Faktor seperti perubahan iklim, berkurangnya lahan pertanian, dan penurunan faktor produksi telah menghambat pencapaian target produksi," menurut Ketua Umum Perhimpunan Ekonomi Pertanian Indonesia (PERHEPI)
Konotasi negatif 'impor' di Indonesia datang dari anggapan bahwa mengimpor berarti kita tidak mandiri dan ketergantungan pada negara lain. Padahal, kenyataannya lebih kompleks. Tergantung konteks dan desain kebijakan, mengimpor bisa menjadi strategi yang sengaja dilakukan sebagai solusi ekonomi.
Kok bisa?
1. Teori ekonomi di balik impor
Jika didesain dengan tepat, kebijakan impor adalah strategi untuk:
 · memenuhi kebutuhan yang tak bisa dipenuhi di dalam negeri
 · menjaga stabilitas harga, dan
 · mendukung perekonomian.
Teorinya, negara akan untung lebih besar dari perdagangan internasional jika kita fokus memproduksi barang atau jasa di mana mereka memiliki keunggulan komparatif* dibandingkan negara lain.

* [TUGAS TERTULIS A]
Salin kembali bagian kutipan tentang kebijakan impor yang dimulai dari "1. Teori ekonomi" dan berakhir pada "dibandingkan negara lain.", lalu tukar "stabilitas harga" dengan "kestabilan harga".
* [TUGAS TERTULIS B]
Daftarkan semua tujuan yang dicantumkan sebagai poin dalam kutipan tentang kebijakan impor.
* [TUGAS TERTULIS C]
Lanjutkan kutipan tentang kebijakan impor mulai dari titik tempat kutipan itu berhenti.
Data ini diambil dari sumber yang berbeda.

Entri tersimpan:
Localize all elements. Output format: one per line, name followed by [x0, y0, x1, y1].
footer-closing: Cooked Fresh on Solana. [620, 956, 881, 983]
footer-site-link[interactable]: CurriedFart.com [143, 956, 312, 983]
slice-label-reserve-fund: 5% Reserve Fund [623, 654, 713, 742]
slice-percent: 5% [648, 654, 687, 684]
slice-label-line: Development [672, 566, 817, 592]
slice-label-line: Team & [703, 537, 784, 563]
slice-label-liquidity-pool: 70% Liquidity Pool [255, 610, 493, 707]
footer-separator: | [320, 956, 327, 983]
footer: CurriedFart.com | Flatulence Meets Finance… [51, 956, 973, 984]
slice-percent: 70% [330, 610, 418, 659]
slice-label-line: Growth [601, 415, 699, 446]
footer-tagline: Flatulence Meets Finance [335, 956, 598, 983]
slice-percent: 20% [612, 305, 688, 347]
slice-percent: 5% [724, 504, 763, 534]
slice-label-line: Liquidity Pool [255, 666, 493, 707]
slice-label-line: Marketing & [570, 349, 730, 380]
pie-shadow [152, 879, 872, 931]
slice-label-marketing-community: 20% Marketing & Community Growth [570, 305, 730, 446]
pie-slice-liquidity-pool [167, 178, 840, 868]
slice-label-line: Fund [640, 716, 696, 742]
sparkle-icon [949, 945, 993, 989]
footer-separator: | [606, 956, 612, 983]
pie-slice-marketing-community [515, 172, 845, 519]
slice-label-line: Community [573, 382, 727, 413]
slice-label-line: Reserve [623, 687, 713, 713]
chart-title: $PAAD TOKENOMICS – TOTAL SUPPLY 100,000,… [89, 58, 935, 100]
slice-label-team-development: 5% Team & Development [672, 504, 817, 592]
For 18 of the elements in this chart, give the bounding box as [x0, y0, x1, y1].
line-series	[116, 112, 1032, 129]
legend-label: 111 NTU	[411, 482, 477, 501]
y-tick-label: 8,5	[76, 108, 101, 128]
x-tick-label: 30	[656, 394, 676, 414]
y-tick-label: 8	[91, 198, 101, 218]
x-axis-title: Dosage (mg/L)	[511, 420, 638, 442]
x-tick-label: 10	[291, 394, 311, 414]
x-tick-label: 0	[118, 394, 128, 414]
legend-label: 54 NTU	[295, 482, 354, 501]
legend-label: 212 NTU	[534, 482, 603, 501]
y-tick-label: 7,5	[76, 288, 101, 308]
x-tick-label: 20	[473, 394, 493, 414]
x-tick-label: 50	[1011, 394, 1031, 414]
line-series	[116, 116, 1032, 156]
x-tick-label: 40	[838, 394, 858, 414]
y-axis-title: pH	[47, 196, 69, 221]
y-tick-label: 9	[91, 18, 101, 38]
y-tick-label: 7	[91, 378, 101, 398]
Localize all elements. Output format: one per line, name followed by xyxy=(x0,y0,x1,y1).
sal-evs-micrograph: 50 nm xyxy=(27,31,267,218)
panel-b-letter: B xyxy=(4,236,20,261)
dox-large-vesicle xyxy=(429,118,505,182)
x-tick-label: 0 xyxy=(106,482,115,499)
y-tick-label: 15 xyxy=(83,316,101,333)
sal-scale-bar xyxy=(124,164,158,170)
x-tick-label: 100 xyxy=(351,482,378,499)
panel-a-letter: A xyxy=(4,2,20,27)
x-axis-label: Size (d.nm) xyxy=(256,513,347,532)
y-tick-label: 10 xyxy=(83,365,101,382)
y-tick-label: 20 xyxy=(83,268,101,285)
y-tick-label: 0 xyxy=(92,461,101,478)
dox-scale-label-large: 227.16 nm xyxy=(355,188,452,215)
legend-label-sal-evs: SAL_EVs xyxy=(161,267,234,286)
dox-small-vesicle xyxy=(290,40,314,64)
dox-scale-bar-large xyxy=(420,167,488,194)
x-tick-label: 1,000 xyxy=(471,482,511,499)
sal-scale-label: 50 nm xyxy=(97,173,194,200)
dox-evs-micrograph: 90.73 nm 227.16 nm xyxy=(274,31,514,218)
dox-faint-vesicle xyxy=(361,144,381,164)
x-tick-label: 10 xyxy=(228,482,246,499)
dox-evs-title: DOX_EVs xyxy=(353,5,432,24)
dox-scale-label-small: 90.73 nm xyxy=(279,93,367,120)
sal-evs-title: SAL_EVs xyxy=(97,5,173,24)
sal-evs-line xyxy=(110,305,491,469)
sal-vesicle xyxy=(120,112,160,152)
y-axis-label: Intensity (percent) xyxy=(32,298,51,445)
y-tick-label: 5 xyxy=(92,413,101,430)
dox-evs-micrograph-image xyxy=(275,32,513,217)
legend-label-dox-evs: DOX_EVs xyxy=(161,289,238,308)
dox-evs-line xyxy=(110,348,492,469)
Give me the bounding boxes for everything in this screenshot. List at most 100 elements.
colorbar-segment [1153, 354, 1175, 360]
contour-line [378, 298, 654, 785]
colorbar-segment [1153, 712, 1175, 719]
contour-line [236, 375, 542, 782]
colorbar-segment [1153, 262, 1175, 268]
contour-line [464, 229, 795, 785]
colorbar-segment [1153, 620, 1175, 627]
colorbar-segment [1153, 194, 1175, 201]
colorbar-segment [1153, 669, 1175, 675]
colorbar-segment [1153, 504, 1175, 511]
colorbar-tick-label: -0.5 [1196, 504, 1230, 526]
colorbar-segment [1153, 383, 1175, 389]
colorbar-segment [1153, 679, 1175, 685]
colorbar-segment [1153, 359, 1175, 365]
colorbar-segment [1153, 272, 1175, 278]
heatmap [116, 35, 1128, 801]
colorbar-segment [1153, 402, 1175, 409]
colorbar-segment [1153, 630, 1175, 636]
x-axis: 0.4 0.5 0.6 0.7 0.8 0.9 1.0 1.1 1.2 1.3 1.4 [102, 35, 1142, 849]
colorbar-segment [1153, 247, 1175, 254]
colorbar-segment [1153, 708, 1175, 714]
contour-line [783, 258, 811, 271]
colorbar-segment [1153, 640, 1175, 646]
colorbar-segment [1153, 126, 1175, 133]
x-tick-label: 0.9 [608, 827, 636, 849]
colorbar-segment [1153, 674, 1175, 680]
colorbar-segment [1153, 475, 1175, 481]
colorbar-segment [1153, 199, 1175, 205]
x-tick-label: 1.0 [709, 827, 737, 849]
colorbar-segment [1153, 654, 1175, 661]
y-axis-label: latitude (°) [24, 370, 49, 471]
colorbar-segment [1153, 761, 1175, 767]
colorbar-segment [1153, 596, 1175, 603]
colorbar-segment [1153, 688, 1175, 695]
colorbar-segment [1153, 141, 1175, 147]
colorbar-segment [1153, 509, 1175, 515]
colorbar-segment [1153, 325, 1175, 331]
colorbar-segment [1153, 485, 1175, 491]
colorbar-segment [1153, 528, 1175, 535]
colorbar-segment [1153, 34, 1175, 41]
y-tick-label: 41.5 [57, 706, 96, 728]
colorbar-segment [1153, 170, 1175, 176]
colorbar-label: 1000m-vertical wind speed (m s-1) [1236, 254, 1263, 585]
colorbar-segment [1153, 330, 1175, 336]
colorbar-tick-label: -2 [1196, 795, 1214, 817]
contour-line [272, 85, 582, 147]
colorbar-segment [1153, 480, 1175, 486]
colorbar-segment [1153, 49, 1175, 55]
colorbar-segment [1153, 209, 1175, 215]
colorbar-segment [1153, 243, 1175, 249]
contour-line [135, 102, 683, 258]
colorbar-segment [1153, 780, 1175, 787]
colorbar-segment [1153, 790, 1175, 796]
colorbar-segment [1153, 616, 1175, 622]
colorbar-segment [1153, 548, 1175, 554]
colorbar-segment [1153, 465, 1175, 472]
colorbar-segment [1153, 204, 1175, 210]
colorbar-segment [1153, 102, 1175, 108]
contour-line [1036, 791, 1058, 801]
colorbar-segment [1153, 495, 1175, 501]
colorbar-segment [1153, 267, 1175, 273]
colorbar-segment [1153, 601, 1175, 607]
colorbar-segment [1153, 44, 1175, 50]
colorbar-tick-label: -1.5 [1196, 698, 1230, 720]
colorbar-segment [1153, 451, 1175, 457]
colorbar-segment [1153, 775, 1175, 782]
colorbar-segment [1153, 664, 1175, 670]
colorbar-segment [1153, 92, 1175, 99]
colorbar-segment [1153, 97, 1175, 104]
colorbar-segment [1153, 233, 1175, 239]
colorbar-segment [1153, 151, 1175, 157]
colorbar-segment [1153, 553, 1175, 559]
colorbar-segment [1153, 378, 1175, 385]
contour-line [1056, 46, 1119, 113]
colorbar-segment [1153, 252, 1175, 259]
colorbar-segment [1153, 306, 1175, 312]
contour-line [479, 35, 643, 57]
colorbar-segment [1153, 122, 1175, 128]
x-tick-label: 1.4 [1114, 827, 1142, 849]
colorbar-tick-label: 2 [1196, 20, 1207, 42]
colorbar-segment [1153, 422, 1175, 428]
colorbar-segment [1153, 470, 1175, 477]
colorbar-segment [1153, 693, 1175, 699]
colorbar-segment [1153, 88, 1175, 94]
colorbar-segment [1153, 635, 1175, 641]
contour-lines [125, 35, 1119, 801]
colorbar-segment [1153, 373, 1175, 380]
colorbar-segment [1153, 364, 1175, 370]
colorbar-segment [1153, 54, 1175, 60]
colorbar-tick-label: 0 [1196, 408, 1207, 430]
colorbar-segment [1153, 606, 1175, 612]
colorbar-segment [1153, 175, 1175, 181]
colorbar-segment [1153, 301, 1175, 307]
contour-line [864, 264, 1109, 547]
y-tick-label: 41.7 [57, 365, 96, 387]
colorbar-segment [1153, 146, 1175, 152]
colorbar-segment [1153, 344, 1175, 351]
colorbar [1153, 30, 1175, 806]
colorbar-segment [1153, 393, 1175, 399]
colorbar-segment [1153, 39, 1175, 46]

* [HASIL AKHIR A]
1. Teori ekonomi di balik impor
Jika didesain dengan tepat, kebijakan impor adalah strategi untuk:
 · memenuhi kebutuhan yang tak bisa dipenuhi di dalam negeri
 · menjaga kestabilan harga, dan
 · mendukung perekonomian.
Teorinya, negara akan untung lebih besar dari perdagangan internasional jika kita fokus memproduksi barang atau jasa di mana mereka memiliki keunggulan komparatif* dibandingkan negara lain.

* [HASIL AKHIR B]
- memenuhi kebutuhan yang tak bisa dipenuhi di dalam negeri
- menjaga stabilitas harga
- mendukung perekonomian

* [HASIL AKHIR C]
*Keunggulan ini bisa terjadi karena faktor alami atau buatan di negara tersebut.
Contoh Skenario
Indonesia dan Jepang sama-sama membutuhkan beras dan jagung, tapi anggaplah produksi jagung di Indonesia jauh lebih mahal daripada beras.
Menurut teorinya, Indonesia justru bisa diuntungkan jika:
· Indonesia bisa fokus pada produksi beras
· Jepang bisa fokus pada produksi jagung
· Keduanya bisa berdagang untuk membantu pemenuhan permintaan komoditas domestik dengan lebih murah atau affordable.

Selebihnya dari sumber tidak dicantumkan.